▶ **TASK DESCRIPTION**: Below are records; count the lines in them that hold "What" and give only the count.

▶ **DATA ROWS**:
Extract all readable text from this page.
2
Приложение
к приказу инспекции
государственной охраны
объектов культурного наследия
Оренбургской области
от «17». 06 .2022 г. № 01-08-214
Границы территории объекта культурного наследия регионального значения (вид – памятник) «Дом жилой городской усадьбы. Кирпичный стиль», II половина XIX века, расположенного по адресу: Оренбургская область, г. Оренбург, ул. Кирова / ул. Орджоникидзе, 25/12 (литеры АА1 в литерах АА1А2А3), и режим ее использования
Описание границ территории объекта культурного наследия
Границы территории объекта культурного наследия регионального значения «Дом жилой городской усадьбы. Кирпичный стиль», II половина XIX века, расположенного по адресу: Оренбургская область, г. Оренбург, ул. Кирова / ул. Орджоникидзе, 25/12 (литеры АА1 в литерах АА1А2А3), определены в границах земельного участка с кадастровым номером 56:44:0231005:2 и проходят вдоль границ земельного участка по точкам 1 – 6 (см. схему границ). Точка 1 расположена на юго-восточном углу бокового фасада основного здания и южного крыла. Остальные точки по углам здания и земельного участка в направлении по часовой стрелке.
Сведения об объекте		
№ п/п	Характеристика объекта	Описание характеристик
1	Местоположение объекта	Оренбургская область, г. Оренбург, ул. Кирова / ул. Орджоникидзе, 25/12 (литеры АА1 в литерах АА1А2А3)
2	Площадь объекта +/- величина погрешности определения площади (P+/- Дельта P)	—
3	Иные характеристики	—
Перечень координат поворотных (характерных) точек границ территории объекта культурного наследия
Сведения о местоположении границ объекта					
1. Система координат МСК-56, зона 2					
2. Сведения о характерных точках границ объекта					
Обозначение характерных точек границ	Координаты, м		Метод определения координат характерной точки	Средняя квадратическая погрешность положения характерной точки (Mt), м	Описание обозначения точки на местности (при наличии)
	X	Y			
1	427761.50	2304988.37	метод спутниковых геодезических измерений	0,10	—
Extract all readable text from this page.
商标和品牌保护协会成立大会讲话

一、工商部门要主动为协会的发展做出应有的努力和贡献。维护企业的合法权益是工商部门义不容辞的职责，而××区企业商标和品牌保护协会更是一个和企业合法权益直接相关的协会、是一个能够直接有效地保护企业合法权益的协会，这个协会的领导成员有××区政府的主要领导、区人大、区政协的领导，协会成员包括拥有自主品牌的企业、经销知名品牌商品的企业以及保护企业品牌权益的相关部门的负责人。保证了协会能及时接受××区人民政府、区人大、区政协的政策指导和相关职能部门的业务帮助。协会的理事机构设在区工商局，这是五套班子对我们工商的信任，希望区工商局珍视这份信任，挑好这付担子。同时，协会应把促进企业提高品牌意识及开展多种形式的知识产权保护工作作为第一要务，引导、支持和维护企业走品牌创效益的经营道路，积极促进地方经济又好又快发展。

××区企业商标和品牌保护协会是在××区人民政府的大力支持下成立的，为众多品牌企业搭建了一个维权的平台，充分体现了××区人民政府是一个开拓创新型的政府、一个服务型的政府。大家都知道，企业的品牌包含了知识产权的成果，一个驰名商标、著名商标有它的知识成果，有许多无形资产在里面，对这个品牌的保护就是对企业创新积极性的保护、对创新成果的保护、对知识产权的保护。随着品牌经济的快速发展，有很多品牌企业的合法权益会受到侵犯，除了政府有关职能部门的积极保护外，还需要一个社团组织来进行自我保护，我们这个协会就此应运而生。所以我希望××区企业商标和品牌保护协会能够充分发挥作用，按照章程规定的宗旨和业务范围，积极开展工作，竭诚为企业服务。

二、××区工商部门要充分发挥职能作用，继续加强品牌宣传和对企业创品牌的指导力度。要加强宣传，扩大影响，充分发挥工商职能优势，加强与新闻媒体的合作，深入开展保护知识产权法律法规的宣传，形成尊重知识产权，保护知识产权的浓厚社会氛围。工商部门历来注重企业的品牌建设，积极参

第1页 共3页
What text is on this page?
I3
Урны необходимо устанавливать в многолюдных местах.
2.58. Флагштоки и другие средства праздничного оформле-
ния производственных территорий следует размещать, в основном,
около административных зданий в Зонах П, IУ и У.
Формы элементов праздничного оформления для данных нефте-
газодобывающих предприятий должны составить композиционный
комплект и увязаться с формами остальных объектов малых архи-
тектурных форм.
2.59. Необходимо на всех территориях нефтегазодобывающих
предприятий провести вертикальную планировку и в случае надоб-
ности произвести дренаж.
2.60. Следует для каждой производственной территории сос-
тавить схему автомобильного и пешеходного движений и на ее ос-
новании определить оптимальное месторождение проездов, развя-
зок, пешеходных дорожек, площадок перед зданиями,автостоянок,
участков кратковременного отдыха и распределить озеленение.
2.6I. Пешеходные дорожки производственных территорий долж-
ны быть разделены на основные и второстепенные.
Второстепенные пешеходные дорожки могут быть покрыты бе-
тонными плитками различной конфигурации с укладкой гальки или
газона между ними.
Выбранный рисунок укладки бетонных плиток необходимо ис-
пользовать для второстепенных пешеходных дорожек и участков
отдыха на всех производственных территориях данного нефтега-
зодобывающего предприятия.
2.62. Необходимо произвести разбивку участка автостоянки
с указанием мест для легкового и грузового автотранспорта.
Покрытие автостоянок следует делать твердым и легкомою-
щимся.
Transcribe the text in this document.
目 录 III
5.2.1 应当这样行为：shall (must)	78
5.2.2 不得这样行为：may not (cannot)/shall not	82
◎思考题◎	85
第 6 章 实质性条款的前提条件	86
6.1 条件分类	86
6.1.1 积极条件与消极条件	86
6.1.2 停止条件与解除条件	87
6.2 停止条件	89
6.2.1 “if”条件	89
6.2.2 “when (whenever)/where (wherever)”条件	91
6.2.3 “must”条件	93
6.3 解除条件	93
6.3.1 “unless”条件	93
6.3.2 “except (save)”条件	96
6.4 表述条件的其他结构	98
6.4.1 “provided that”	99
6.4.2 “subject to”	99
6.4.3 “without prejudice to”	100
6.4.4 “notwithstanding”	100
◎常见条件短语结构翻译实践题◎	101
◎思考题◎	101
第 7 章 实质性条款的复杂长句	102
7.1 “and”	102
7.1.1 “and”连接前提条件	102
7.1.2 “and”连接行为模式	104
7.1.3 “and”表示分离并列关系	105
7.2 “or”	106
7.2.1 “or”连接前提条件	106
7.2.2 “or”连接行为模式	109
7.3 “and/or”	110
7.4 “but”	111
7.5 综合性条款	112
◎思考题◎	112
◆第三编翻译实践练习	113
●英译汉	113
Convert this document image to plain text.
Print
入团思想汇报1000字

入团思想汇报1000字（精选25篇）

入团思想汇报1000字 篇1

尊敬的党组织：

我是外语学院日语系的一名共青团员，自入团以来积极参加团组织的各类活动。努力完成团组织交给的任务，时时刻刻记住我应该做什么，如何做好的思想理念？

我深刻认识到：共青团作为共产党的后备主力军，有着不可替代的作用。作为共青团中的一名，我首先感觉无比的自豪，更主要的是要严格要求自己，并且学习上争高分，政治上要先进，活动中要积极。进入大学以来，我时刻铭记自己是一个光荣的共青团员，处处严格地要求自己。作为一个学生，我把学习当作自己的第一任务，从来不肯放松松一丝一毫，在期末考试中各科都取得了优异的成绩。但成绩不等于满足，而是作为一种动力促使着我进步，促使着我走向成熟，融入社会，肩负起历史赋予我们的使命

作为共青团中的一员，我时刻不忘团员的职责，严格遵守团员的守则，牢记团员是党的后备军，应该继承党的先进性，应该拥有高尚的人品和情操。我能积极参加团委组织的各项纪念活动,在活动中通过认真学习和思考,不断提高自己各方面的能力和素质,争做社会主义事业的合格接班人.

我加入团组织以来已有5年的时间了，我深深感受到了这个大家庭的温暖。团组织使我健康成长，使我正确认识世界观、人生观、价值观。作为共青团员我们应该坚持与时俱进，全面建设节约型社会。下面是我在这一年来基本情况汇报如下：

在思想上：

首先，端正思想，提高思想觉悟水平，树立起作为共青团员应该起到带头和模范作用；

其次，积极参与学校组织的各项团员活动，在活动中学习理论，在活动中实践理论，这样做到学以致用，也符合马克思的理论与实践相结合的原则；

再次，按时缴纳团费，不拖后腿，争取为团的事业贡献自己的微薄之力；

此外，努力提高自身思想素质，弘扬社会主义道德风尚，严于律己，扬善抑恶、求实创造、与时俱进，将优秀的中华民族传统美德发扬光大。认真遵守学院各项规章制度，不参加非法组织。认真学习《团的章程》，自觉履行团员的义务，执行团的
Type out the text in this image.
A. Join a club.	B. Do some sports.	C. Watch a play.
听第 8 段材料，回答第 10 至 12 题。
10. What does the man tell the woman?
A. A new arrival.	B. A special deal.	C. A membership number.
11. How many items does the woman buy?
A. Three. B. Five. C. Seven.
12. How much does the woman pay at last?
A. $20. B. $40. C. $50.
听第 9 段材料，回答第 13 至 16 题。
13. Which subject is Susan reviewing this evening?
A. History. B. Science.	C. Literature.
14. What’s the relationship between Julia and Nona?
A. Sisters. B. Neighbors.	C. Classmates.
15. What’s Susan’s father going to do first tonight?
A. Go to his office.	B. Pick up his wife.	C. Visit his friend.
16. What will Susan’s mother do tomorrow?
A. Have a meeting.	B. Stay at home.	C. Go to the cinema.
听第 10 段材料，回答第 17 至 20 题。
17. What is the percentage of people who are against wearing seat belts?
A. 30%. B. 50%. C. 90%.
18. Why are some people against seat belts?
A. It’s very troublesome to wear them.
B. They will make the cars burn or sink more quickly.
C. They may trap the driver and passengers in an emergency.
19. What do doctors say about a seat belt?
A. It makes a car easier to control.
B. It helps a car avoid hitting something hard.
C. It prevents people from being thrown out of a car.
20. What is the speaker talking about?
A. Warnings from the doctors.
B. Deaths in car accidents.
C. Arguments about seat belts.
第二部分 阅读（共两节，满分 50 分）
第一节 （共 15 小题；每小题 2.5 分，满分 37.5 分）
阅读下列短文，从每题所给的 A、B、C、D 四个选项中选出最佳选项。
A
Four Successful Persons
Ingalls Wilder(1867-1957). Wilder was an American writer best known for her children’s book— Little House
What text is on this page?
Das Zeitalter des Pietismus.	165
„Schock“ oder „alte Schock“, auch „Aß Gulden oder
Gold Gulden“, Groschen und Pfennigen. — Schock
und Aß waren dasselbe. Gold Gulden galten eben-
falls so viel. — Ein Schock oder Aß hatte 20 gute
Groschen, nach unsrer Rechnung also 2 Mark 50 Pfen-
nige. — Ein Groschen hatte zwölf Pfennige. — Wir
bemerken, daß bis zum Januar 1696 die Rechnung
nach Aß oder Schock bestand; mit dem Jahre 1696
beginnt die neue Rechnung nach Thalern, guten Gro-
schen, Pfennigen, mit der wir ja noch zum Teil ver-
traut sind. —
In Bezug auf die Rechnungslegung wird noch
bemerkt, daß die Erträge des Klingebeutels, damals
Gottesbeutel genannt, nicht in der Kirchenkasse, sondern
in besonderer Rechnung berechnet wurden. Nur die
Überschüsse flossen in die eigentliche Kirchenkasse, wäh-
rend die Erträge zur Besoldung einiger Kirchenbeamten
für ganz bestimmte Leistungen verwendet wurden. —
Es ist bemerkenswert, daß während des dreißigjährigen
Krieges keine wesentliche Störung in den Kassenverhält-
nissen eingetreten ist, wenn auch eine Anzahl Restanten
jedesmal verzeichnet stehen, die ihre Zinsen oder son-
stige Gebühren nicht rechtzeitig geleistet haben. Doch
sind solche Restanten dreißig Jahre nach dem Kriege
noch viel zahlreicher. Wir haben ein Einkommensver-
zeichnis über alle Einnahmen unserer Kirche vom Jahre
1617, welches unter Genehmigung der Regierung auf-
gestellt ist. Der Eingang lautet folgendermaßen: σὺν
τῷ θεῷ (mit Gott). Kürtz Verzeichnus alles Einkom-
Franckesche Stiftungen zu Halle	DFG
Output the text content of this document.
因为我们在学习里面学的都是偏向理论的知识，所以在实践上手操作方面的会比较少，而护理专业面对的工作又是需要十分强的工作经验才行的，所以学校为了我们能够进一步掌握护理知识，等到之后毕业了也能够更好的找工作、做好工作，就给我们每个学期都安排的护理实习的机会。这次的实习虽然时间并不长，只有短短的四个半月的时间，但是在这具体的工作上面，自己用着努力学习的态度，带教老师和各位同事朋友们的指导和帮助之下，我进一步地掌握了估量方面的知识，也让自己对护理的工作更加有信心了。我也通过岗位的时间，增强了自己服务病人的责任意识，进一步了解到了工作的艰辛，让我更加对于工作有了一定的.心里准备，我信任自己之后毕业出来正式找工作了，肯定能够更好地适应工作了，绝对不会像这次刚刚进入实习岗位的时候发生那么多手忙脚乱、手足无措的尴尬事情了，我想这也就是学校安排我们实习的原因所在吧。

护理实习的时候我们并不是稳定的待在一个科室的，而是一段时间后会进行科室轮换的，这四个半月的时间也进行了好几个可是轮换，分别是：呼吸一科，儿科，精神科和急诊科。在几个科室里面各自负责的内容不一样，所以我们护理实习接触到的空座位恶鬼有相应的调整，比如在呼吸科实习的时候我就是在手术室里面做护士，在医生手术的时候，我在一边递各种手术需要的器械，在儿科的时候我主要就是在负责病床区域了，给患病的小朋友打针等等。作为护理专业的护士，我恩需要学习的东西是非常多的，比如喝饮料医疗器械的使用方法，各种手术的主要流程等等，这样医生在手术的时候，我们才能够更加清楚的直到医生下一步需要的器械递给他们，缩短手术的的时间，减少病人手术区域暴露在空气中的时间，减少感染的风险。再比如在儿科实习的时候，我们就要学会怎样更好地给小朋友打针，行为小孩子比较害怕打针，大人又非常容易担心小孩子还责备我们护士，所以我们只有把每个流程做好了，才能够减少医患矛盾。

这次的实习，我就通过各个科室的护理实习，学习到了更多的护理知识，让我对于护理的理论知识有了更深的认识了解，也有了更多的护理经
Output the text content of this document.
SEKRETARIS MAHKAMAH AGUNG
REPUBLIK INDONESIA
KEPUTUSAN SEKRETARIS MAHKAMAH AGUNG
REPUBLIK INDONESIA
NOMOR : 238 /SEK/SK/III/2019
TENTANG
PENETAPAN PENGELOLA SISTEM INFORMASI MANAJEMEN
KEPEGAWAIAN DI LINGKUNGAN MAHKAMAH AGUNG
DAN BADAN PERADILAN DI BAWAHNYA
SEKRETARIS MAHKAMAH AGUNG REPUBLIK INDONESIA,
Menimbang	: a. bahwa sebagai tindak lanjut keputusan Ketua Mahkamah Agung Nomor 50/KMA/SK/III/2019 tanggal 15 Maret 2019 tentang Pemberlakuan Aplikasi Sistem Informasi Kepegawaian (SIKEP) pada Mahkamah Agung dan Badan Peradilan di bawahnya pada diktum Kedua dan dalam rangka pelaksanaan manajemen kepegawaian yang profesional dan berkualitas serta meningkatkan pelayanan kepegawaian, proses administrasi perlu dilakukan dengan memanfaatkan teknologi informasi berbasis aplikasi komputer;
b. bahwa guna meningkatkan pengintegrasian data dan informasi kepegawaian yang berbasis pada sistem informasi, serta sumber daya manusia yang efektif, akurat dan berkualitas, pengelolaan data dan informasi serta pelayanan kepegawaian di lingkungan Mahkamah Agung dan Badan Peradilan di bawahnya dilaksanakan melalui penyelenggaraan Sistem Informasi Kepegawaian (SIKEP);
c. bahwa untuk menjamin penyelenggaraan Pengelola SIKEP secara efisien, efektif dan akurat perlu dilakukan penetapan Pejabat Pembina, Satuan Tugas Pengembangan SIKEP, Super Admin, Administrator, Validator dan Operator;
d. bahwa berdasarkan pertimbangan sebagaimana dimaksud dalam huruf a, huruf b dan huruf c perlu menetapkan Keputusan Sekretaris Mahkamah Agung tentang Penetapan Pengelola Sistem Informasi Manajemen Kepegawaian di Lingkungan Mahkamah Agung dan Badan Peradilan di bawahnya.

▶ **RESPONSE TO THIS EXERCISE**: 9